[Entries from a dataset]
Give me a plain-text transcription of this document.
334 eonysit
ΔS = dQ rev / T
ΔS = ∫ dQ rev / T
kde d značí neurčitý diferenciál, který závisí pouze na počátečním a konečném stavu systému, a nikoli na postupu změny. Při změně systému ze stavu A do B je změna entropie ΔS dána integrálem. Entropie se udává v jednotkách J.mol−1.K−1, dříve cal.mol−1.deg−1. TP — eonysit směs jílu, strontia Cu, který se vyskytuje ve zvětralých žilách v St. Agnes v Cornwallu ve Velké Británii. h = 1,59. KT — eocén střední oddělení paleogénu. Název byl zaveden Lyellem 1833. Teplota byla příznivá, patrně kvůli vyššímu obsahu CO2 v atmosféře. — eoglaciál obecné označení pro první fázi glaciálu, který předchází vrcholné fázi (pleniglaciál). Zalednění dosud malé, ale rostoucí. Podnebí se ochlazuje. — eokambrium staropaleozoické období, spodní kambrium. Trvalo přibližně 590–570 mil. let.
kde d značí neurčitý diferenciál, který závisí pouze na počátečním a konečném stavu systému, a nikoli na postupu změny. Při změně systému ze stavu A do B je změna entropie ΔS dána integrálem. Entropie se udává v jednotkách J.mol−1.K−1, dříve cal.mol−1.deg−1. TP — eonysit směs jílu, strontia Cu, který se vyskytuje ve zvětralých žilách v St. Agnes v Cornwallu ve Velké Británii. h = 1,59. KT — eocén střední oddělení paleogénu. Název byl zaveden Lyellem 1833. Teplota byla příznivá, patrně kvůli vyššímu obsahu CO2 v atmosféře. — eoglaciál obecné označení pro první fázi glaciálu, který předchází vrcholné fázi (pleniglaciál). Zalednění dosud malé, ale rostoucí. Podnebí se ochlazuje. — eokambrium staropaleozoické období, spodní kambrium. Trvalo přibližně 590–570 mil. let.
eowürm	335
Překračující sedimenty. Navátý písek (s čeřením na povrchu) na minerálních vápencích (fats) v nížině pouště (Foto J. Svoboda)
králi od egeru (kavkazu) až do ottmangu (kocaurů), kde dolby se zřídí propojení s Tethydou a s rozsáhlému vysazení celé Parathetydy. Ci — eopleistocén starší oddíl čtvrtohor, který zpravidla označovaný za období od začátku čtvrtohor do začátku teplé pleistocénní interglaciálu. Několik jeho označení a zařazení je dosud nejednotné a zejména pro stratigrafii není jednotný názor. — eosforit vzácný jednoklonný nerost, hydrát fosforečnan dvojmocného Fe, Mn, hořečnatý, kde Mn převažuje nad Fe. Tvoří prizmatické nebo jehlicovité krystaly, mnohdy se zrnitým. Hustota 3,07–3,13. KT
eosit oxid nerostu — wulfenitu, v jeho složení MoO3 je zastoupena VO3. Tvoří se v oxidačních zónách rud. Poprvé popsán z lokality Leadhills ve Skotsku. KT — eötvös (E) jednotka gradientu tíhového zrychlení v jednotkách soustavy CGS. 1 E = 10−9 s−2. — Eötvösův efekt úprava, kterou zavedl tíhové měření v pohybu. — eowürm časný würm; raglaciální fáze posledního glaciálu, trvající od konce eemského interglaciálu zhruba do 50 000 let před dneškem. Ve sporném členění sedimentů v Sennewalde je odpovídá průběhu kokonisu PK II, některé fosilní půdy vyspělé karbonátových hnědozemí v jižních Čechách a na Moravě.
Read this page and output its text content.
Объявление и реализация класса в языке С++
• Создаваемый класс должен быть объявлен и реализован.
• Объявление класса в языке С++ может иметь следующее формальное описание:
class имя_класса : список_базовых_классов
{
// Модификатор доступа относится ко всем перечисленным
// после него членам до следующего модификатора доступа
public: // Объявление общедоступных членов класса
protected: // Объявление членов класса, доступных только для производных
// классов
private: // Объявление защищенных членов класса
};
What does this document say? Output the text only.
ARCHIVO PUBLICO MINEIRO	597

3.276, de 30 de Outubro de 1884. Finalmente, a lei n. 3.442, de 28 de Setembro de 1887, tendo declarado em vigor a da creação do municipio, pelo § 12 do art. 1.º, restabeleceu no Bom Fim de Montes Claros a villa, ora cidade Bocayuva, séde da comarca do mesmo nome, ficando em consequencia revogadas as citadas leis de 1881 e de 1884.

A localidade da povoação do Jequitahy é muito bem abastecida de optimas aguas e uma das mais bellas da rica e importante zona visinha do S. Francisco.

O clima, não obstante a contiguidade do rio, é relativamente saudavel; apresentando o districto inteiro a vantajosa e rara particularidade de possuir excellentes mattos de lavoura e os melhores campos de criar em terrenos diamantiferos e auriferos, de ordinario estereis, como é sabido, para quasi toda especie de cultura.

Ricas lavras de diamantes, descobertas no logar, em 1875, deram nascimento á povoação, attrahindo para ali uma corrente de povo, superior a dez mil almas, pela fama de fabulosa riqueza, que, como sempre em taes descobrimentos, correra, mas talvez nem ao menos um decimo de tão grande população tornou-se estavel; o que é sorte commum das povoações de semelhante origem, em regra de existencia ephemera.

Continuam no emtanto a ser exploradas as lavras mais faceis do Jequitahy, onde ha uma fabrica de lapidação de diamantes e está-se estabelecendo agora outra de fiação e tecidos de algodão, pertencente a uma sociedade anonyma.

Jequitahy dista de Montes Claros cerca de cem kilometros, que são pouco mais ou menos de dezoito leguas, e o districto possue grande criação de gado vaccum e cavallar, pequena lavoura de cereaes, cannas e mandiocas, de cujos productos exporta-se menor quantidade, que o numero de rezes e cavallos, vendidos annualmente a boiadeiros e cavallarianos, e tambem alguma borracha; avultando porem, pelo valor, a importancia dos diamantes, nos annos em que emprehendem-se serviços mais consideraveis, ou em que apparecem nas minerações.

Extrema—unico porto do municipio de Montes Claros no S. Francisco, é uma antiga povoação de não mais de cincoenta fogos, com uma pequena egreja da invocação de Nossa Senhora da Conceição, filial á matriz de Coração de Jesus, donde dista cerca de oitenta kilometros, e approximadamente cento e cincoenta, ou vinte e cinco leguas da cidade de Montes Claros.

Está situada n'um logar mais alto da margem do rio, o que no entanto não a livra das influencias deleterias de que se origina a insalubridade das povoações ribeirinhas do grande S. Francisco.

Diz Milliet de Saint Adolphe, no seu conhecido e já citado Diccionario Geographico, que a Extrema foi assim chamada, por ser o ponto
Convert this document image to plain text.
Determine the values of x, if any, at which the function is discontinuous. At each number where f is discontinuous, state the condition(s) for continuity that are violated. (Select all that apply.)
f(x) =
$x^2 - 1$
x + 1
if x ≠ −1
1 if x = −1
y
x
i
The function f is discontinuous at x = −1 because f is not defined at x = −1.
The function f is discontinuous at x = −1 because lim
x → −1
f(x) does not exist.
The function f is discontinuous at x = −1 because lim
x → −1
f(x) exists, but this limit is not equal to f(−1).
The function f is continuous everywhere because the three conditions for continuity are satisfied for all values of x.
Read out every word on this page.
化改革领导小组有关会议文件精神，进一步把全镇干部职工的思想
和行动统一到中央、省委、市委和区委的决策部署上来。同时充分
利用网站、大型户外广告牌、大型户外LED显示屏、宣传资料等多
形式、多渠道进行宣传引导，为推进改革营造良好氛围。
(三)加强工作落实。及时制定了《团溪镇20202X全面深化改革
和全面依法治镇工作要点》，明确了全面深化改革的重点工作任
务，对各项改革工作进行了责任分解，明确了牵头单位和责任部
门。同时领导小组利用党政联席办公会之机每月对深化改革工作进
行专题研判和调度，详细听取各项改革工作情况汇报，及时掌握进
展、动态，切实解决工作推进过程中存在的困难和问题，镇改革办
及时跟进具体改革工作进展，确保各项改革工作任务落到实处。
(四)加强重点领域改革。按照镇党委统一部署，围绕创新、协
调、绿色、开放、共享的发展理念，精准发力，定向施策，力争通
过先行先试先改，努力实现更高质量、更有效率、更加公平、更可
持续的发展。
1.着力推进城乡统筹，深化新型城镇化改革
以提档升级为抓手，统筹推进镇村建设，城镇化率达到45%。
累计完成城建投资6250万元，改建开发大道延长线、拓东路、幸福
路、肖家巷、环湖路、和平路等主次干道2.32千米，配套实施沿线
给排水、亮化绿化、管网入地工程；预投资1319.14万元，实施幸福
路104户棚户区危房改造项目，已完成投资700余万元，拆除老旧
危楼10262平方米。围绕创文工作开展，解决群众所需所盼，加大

• GOAL: Find the number of lines in which the word "pelo" occurs, and write nothing but that number.

• CORRECT OUTPUT: 2